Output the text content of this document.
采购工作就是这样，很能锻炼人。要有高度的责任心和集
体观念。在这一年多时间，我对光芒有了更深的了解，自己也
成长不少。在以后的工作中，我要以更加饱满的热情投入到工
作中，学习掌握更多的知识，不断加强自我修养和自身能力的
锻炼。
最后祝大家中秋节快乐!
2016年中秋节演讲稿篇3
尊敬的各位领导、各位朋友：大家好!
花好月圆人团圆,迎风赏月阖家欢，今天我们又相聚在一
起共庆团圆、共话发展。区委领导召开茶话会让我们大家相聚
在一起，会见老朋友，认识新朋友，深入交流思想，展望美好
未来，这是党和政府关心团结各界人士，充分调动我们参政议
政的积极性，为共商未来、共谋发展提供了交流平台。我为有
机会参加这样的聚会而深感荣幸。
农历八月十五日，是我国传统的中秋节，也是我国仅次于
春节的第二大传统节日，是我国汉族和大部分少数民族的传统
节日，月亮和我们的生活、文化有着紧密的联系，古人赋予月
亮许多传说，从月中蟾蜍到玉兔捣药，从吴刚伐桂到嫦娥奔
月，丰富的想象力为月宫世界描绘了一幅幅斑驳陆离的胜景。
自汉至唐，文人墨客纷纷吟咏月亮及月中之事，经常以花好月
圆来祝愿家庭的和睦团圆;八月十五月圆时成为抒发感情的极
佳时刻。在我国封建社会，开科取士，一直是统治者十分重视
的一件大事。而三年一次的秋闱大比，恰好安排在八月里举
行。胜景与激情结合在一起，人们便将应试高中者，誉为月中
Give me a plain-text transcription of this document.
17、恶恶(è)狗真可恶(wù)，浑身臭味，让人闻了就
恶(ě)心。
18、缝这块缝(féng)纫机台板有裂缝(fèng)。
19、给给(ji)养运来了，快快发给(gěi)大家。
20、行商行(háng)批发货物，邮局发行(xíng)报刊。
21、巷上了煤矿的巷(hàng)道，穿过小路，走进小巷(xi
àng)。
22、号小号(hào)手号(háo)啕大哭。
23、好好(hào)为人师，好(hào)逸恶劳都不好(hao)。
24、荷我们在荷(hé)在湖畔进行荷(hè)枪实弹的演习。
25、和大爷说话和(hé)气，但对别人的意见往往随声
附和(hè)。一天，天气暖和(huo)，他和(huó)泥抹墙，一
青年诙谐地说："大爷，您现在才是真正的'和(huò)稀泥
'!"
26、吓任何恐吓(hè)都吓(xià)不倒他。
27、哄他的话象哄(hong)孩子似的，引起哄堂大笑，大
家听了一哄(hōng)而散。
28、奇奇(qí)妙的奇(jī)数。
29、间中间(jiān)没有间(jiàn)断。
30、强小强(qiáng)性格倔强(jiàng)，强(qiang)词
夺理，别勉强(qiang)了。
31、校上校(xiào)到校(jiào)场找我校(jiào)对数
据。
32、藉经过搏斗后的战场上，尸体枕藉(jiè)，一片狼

######

**WHAT IS REQUIRED**
Search the data for "document". Copy every matching line.

**FULL ANSWER**
Output the text content of this document.
Give me a plain-text transcription of this document.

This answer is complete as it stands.